Stated task: Copy each line below in which the word "урон" occurs.

Raw records:
----

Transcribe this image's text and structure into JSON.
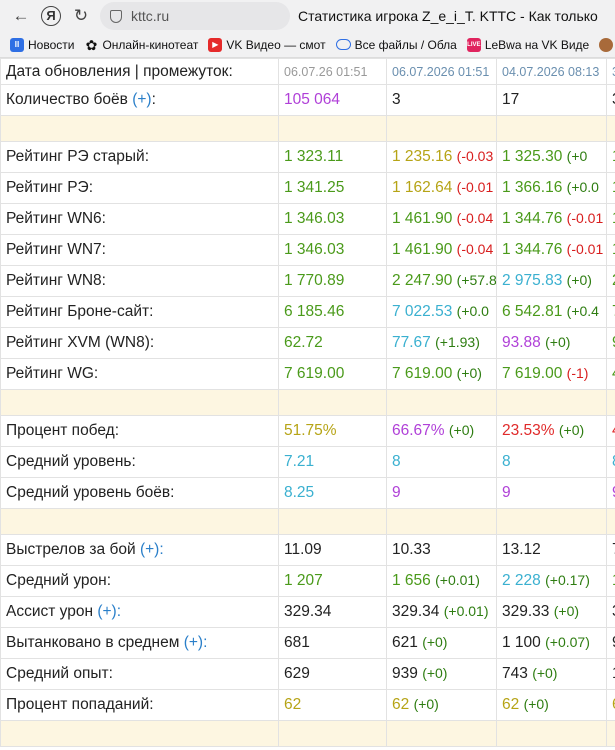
{
  "browser": {
    "url": "kttc.ru",
    "title": "Статистика игрока Z_e_i_T. KTTC - Как только",
    "bookmarks": [
      {
        "label": "Новости",
        "icon": "news-icon"
      },
      {
        "label": "Онлайн-кинотеат",
        "icon": "kinopoisk-icon"
      },
      {
        "label": "VK Видео — смот",
        "icon": "vk-video-icon"
      },
      {
        "label": "Все файлы / Обла",
        "icon": "cloud-icon"
      },
      {
        "label": "LeBwa на VK Виде",
        "icon": "live-icon"
      },
      {
        "label": "",
        "icon": "avatar-icon"
      }
    ]
  },
  "colors": {
    "green": "#4a9a1a",
    "olive": "#b6a416",
    "cyan": "#3ab0d0",
    "purple": "#b040d8",
    "red": "#e02a2a",
    "separator": "#fdf6e1",
    "link": "#2a7fc9"
  },
  "header": {
    "label": "Дата обновления | промежуток:",
    "cols": [
      "06.07.26 01:51",
      "06.07.2026 01:51",
      "04.07.2026 08:13",
      "3"
    ]
  },
  "battles": {
    "label": "Количество боёв",
    "plus": "(+)",
    "cols": [
      "105 064",
      "3",
      "17",
      "3"
    ]
  },
  "ratings": [
    {
      "label": "Рейтинг РЭ старый:",
      "c1": "1 323.11",
      "c2": "1 235.16",
      "c2d": "(-0.03",
      "c3": "1 325.30",
      "c3d": "(+0",
      "c4": "1"
    },
    {
      "label": "Рейтинг РЭ:",
      "c1": "1 341.25",
      "c2": "1 162.64",
      "c2d": "(-0.01",
      "c3": "1 366.16",
      "c3d": "(+0.0",
      "c4": "1"
    },
    {
      "label": "Рейтинг WN6:",
      "c1": "1 346.03",
      "c2": "1 461.90",
      "c2d": "(-0.04",
      "c3": "1 344.76",
      "c3d": "(-0.01",
      "c4": "1"
    },
    {
      "label": "Рейтинг WN7:",
      "c1": "1 346.03",
      "c2": "1 461.90",
      "c2d": "(-0.04",
      "c3": "1 344.76",
      "c3d": "(-0.01",
      "c4": "1"
    },
    {
      "label": "Рейтинг WN8:",
      "c1": "1 770.89",
      "c2": "2 247.90",
      "c2d": "(+57.8",
      "c3": "2 975.83",
      "c3d": "(+0)",
      "c4": "2"
    },
    {
      "label": "Рейтинг Броне-сайт:",
      "c1": "6 185.46",
      "c2": "7 022.53",
      "c2d": "(+0.0",
      "c3": "6 542.81",
      "c3d": "(+0.4",
      "c4": "7"
    },
    {
      "label": "Рейтинг XVM (WN8):",
      "c1": "62.72",
      "c2": "77.67",
      "c2d": "(+1.93)",
      "c3": "93.88",
      "c3d": "(+0)",
      "c4": "9"
    },
    {
      "label": "Рейтинг WG:",
      "c1": "7 619.00",
      "c2": "7 619.00",
      "c2d": "(+0)",
      "c3": "7 619.00",
      "c3d": "(-1)",
      "c4": "4"
    }
  ],
  "winstats": [
    {
      "label": "Процент побед:",
      "c1": "51.75%",
      "c2": "66.67%",
      "c2d": "(+0)",
      "c3": "23.53%",
      "c3d": "(+0)",
      "c4": "4"
    },
    {
      "label": "Средний уровень:",
      "c1": "7.21",
      "c2": "8",
      "c2d": "",
      "c3": "8",
      "c3d": "",
      "c4": "8"
    },
    {
      "label": "Средний уровень боёв:",
      "c1": "8.25",
      "c2": "9",
      "c2d": "",
      "c3": "9",
      "c3d": "",
      "c4": "9"
    }
  ],
  "battlestats": [
    {
      "label": "Выстрелов за бой",
      "plus": "(+):",
      "c1": "11.09",
      "c2": "10.33",
      "c2d": "",
      "c3": "13.12",
      "c3d": "",
      "c4": "7"
    },
    {
      "label": "Средний урон:",
      "plus": "",
      "c1": "1 207",
      "c2": "1 656",
      "c2d": "(+0.01)",
      "c3": "2 228",
      "c3d": "(+0.17)",
      "c4": "1"
    },
    {
      "label": "Ассист урон",
      "plus": "(+):",
      "c1": "329.34",
      "c2": "329.34",
      "c2d": "(+0.01)",
      "c3": "329.33",
      "c3d": "(+0)",
      "c4": "3"
    },
    {
      "label": "Вытанковано в среднем",
      "plus": "(+):",
      "c1": "681",
      "c2": "621",
      "c2d": "(+0)",
      "c3": "1 100",
      "c3d": "(+0.07)",
      "c4": "9"
    },
    {
      "label": "Средний опыт:",
      "plus": "",
      "c1": "629",
      "c2": "939",
      "c2d": "(+0)",
      "c3": "743",
      "c3d": "(+0)",
      "c4": "1"
    },
    {
      "label": "Процент попаданий:",
      "plus": "",
      "c1": "62",
      "c2": "62",
      "c2d": "(+0)",
      "c3": "62",
      "c3d": "(+0)",
      "c4": "6"
    }
  ]
}
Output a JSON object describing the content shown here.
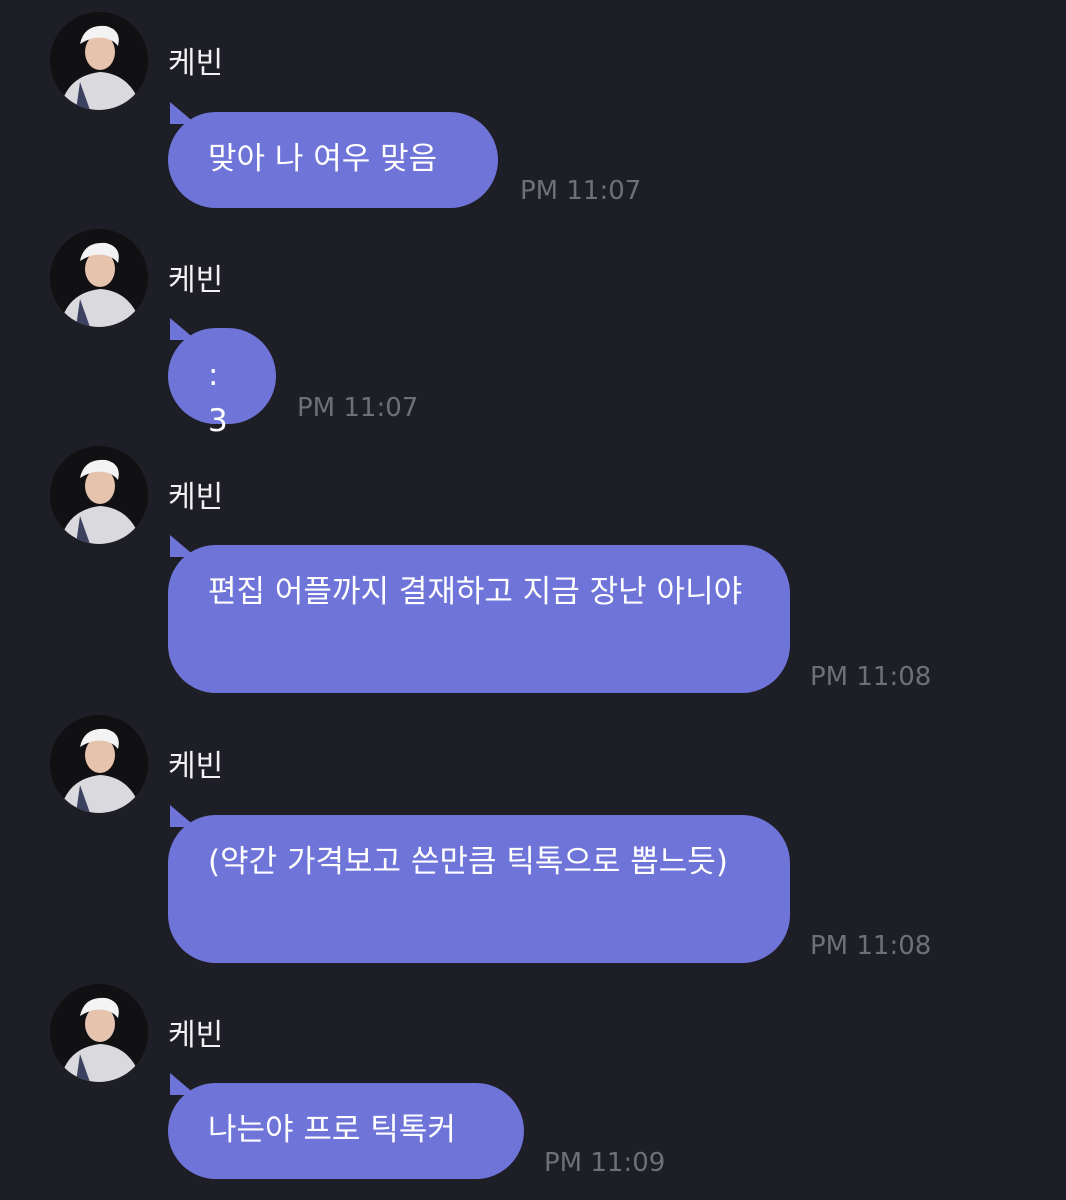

----

Full response:
      "label": "Средний урон:",
      "label": "Ассист урон",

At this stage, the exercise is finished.